#### TASK GOAL
Report each line of the data that includes the word "time".

(Stored data)

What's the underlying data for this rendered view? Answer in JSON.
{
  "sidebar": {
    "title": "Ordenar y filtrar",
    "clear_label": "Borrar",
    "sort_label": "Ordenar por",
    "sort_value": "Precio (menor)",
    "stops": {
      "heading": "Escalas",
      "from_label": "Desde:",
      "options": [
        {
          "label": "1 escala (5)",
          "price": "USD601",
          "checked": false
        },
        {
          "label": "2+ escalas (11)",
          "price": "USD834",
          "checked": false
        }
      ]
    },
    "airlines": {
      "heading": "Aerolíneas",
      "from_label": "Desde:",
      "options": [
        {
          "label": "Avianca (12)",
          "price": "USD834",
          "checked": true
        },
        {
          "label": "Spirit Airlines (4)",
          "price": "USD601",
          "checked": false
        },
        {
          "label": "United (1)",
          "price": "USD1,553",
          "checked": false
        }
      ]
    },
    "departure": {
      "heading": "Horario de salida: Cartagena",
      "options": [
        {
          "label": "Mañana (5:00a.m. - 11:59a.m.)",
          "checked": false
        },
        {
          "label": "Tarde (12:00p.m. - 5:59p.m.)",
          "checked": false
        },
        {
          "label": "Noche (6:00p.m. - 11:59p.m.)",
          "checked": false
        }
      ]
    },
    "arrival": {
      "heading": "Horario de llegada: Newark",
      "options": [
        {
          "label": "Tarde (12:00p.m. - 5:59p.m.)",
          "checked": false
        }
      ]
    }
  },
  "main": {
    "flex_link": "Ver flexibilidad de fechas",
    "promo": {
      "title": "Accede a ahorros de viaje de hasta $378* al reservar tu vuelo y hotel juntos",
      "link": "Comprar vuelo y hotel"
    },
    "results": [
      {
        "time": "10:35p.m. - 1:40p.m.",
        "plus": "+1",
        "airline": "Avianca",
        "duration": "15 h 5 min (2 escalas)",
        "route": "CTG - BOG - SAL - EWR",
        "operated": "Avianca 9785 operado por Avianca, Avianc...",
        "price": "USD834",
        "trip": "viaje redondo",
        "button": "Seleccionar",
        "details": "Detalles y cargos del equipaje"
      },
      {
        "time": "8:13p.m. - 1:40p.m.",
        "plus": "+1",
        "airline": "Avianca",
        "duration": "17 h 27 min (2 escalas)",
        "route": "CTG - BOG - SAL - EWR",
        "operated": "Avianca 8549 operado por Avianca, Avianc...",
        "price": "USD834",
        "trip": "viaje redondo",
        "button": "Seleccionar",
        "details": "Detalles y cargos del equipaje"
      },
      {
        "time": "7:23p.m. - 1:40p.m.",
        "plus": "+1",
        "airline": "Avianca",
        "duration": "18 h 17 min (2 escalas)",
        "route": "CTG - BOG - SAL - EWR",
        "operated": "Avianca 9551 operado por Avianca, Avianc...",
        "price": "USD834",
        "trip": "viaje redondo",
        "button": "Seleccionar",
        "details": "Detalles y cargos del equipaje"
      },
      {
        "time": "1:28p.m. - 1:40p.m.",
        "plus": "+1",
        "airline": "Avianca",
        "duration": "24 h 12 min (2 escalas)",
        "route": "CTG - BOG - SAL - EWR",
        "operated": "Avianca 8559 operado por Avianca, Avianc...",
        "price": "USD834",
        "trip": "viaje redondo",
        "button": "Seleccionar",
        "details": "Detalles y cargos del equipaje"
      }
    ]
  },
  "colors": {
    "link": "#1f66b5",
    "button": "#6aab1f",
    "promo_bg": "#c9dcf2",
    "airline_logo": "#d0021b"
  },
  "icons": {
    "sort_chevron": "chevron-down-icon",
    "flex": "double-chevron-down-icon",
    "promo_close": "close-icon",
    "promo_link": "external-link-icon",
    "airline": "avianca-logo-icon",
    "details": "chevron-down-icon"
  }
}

#### EXPECTED ANSWER
        "time": "10:35p.m. - 1:40p.m.",
        "time": "8:13p.m. - 1:40p.m.",
        "time": "7:23p.m. - 1:40p.m.",
        "time": "1:28p.m. - 1:40p.m.",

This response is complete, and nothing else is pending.